Dataset excerpts:
************
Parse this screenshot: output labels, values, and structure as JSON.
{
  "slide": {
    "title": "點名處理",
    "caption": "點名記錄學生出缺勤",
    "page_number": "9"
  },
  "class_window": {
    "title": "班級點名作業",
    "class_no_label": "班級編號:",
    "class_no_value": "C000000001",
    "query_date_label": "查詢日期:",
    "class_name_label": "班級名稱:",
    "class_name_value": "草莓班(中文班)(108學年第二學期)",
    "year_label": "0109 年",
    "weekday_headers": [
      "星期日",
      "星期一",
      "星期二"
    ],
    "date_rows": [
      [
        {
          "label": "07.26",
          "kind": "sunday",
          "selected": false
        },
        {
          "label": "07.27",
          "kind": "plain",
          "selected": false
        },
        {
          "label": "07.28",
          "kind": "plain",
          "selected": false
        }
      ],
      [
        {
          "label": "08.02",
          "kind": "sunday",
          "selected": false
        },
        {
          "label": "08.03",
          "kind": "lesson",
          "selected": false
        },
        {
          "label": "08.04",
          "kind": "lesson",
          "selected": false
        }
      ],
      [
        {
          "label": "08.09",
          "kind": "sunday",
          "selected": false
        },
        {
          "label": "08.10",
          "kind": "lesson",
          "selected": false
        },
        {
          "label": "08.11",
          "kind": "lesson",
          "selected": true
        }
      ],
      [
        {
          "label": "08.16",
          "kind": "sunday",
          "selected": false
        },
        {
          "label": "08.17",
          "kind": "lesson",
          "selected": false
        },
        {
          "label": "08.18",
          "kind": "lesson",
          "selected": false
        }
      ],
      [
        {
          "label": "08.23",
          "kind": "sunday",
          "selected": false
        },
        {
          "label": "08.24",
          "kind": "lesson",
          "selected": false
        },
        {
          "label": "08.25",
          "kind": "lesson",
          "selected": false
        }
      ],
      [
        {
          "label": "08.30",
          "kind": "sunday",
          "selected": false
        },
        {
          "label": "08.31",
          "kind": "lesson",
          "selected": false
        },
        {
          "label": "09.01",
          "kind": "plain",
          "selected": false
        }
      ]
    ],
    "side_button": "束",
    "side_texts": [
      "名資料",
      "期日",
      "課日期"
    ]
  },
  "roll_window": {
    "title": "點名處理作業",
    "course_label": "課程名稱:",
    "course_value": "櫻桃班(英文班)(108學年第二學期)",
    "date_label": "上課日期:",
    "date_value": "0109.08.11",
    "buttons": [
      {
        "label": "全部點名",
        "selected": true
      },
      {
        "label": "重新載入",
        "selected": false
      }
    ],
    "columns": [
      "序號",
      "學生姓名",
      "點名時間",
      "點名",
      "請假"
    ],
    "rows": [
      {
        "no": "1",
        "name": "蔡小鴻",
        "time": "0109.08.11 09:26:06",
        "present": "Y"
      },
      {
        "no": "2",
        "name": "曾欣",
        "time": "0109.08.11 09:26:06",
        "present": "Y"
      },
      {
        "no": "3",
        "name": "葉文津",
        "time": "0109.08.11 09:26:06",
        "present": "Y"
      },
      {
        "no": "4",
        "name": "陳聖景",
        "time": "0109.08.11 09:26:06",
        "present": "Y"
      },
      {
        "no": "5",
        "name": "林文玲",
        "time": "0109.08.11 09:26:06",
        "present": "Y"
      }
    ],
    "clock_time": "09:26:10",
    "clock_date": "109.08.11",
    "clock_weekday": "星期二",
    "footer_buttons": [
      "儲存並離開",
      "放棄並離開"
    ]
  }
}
************
▸ **Stated exercise**
Go through the data and return every record exactly.

▸ **The response**
Parse this screenshot: output labels, values, and structure as JSON.
{
  "slide": {
    "title": "點名處理",
    "caption": "點名記錄學生出缺勤",
    "page_number": "9"
  },
  "class_window": {
    "title": "班級點名作業",
    "class_no_label": "班級編號:",
    "class_no_value": "C000000001",
    "query_date_label": "查詢日期:",
    "class_name_label": "班級名稱:",
    "class_name_value": "草莓班(中文班)(108學年第二學期)",
    "year_label": "0109 年",
    "weekday_headers": [
      "星期日",
      "星期一",
      "星期二"
    ],
    "date_rows": [
      [
        {
          "label": "07.26",
          "kind": "sunday",
          "selected": false
        },
        {
          "label": "07.27",
          "kind": "plain",
          "selected": false
        },
        {
          "label": "07.28",
          "kind": "plain",
          "selected": false
        }
      ],
      [
        {
          "label": "08.02",
          "kind": "sunday",
          "selected": false
        },
        {
          "label": "08.03",
          "kind": "lesson",
          "selected": false
        },
        {
          "label": "08.04",
          "kind": "lesson",
          "selected": false
        }
      ],
      [
        {
          "label": "08.09",
          "kind": "sunday",
          "selected": false
        },
        {
          "label": "08.10",
          "kind": "lesson",
          "selected": false
        },
        {
          "label": "08.11",
          "kind": "lesson",
          "selected": true
        }
      ],
      [
        {
          "label": "08.16",
          "kind": "sunday",
          "selected": false
        },
        {
          "label": "08.17",
          "kind": "lesson",
          "selected": false
        },
        {
          "label": "08.18",
          "kind": "lesson",
          "selected": false
        }
      ],
      [
        {
          "label": "08.23",
          "kind": "sunday",
          "selected": false
        },
        {
          "label": "08.24",
          "kind": "lesson",
          "selected": false
        },
        {
          "label": "08.25",
          "kind": "lesson",
          "selected": false
        }
      ],
      [
        {
          "label": "08.30",
          "kind": "sunday",
          "selected": false
        },
        {
          "label": "08.31",
          "kind": "lesson",
          "selected": false
        },
        {
          "label": "09.01",
          "kind": "plain",
          "selected": false
        }
      ]
    ],
    "side_button": "束",
    "side_texts": [
      "名資料",
      "期日",
      "課日期"
    ]
  },
  "roll_window": {
    "title": "點名處理作業",
    "course_label": "課程名稱:",
    "course_value": "櫻桃班(英文班)(108學年第二學期)",
    "date_label": "上課日期:",
    "date_value": "0109.08.11",
    "buttons": [
      {
        "label": "全部點名",
        "selected": true
      },
      {
        "label": "重新載入",
        "selected": false
      }
    ],
    "columns": [
      "序號",
      "學生姓名",
      "點名時間",
      "點名",
      "請假"
    ],
    "rows": [
      {
        "no": "1",
        "name": "蔡小鴻",
        "time": "0109.08.11 09:26:06",
        "present": "Y"
      },
      {
        "no": "2",
        "name": "曾欣",
        "time": "0109.08.11 09:26:06",
        "present": "Y"
      },
      {
        "no": "3",
        "name": "葉文津",
        "time": "0109.08.11 09:26:06",
        "present": "Y"
      },
      {
        "no": "4",
        "name": "陳聖景",
        "time": "0109.08.11 09:26:06",
        "present": "Y"
      },
      {
        "no": "5",
        "name": "林文玲",
        "time": "0109.08.11 09:26:06",
        "present": "Y"
      }
    ],
    "clock_time": "09:26:10",
    "clock_date": "109.08.11",
    "clock_weekday": "星期二",
    "footer_buttons": [
      "儲存並離開",
      "放棄並離開"
    ]
  }
}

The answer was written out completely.